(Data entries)
********

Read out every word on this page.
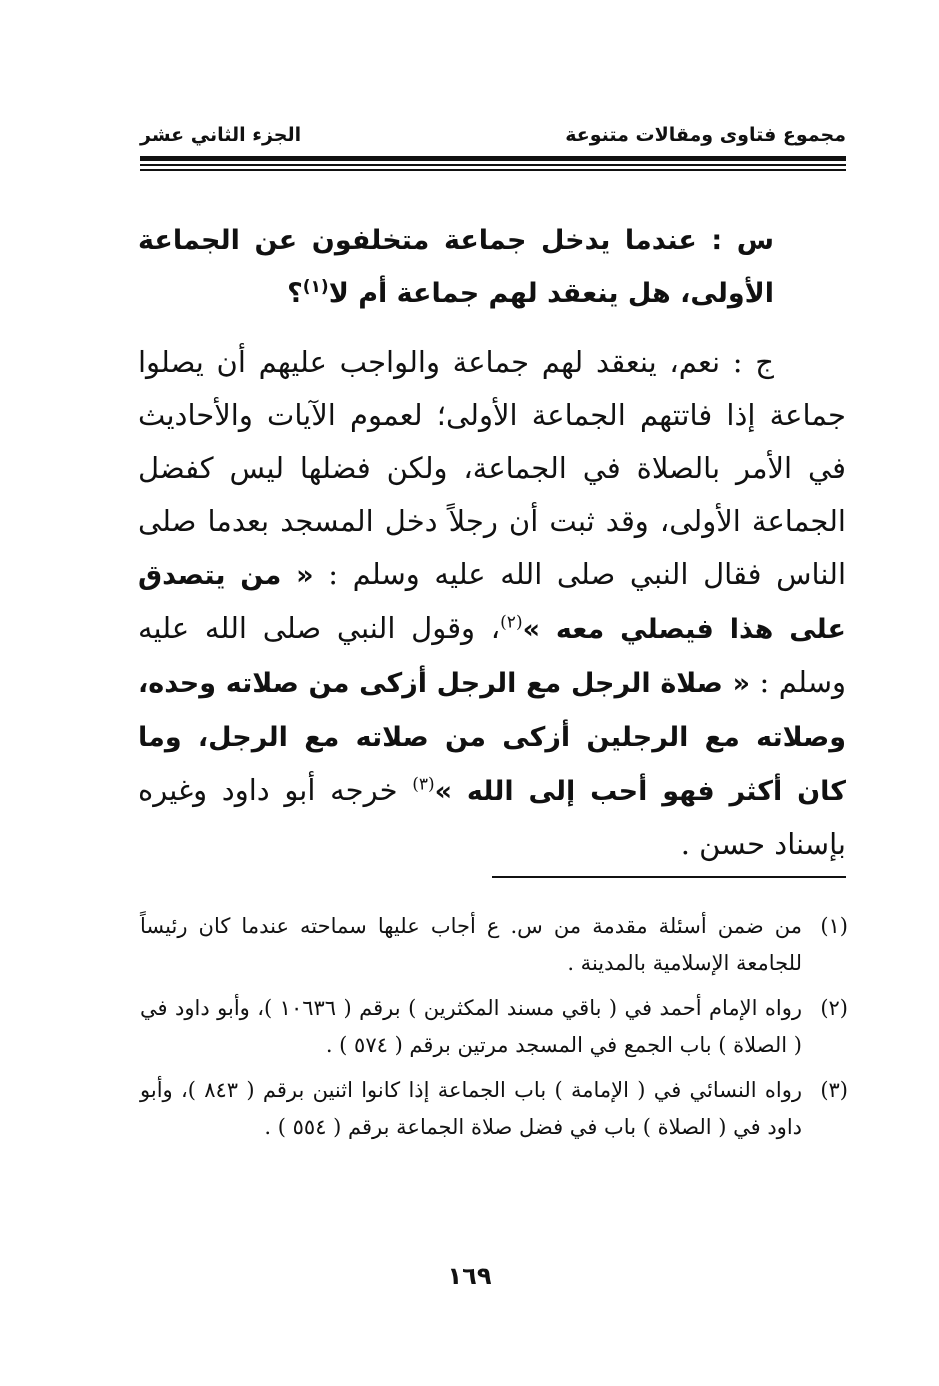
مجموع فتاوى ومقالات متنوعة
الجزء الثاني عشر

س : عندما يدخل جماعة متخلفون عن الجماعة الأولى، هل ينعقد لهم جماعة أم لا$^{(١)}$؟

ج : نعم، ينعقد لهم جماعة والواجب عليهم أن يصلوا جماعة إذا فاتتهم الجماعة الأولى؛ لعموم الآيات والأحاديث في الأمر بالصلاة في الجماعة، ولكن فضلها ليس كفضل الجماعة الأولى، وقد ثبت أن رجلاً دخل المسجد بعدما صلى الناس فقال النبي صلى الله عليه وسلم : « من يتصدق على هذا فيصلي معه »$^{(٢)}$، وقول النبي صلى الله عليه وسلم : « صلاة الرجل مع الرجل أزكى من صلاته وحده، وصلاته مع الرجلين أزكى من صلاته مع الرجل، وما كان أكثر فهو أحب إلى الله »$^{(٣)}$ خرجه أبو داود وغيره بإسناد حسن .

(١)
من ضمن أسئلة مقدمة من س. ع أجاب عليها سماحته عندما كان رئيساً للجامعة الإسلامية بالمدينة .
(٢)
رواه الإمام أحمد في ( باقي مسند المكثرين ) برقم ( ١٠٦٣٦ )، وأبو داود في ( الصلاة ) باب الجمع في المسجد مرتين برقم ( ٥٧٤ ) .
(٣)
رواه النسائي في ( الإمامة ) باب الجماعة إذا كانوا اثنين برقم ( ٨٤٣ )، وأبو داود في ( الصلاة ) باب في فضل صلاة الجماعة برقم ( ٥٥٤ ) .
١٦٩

********

Instruction: Quote the entries above word for word. Leave the images out.

Written answer:
Read out every word on this page.
مجموع فتاوى ومقالات متنوعة
الجزء الثاني عشر

س : عندما يدخل جماعة متخلفون عن الجماعة الأولى، هل ينعقد لهم جماعة أم لا$^{(١)}$؟

ج : نعم، ينعقد لهم جماعة والواجب عليهم أن يصلوا جماعة إذا فاتتهم الجماعة الأولى؛ لعموم الآيات والأحاديث في الأمر بالصلاة في الجماعة، ولكن فضلها ليس كفضل الجماعة الأولى، وقد ثبت أن رجلاً دخل المسجد بعدما صلى الناس فقال النبي صلى الله عليه وسلم : « من يتصدق على هذا فيصلي معه »$^{(٢)}$، وقول النبي صلى الله عليه وسلم : « صلاة الرجل مع الرجل أزكى من صلاته وحده، وصلاته مع الرجلين أزكى من صلاته مع الرجل، وما كان أكثر فهو أحب إلى الله »$^{(٣)}$ خرجه أبو داود وغيره بإسناد حسن .

(١)
من ضمن أسئلة مقدمة من س. ع أجاب عليها سماحته عندما كان رئيساً للجامعة الإسلامية بالمدينة .
(٢)
رواه الإمام أحمد في ( باقي مسند المكثرين ) برقم ( ١٠٦٣٦ )، وأبو داود في ( الصلاة ) باب الجمع في المسجد مرتين برقم ( ٥٧٤ ) .
(٣)
رواه النسائي في ( الإمامة ) باب الجماعة إذا كانوا اثنين برقم ( ٨٤٣ )، وأبو داود في ( الصلاة ) باب في فضل صلاة الجماعة برقم ( ٥٥٤ ) .
١٦٩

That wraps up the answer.